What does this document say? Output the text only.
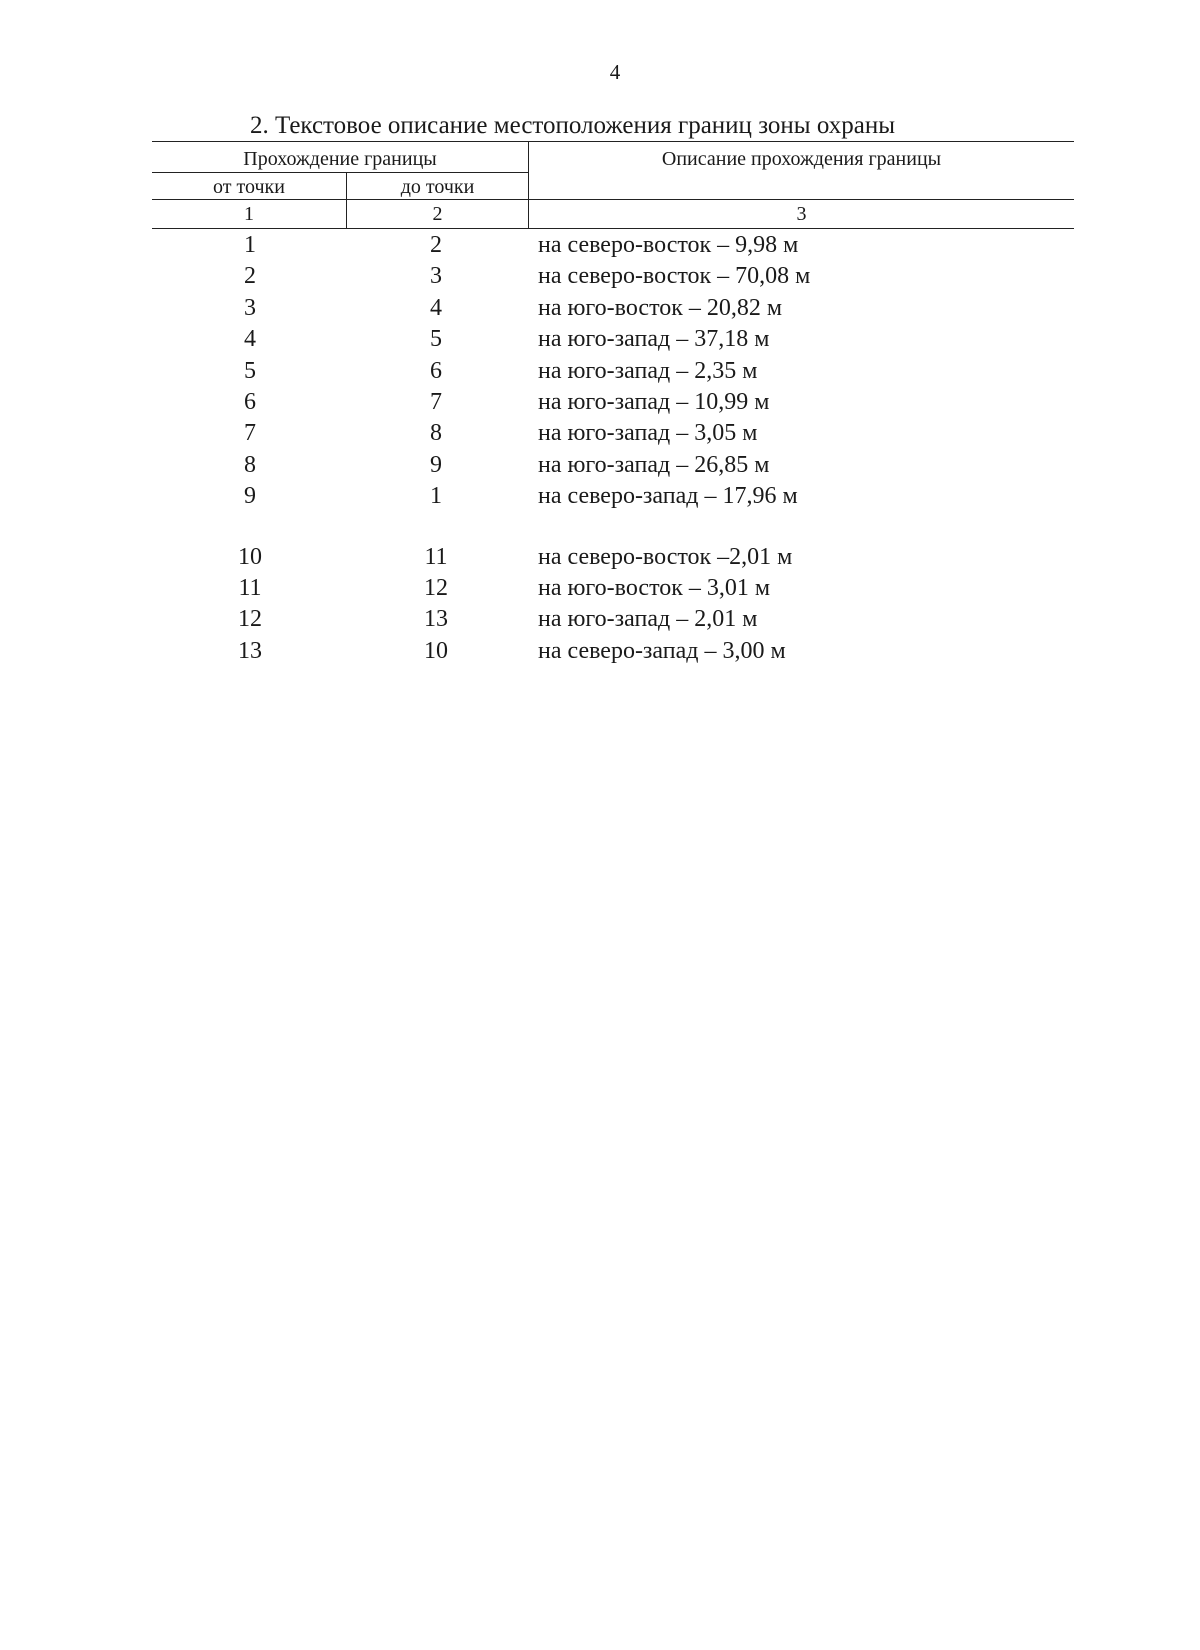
4
2. Текстовое описание местоположения границ зоны охраны
Прохождение границы	Описание прохождения границы
от точки	до точки
1	2	3
1	2	на северо-восток – 9,98 м
2	3	на северо-восток – 70,08 м
3	4	на юго-восток – 20,82 м
4	5	на юго-запад – 37,18 м
5	6	на юго-запад – 2,35 м
6	7	на юго-запад – 10,99 м
7	8	на юго-запад – 3,05 м
8	9	на юго-запад – 26,85 м
9	1	на северо-запад – 17,96 м
10	11	на северо-восток –2,01 м
11	12	на юго-восток – 3,01 м
12	13	на юго-запад – 2,01 м
13	10	на северо-запад – 3,00 м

▶ **The task**
Copy out every line of the listing that includes the string "восток".

▶ **Result of this task**
1	2	на северо-восток – 9,98 м
2	3	на северо-восток – 70,08 м
3	4	на юго-восток – 20,82 м
10	11	на северо-восток –2,01 м
11	12	на юго-восток – 3,01 м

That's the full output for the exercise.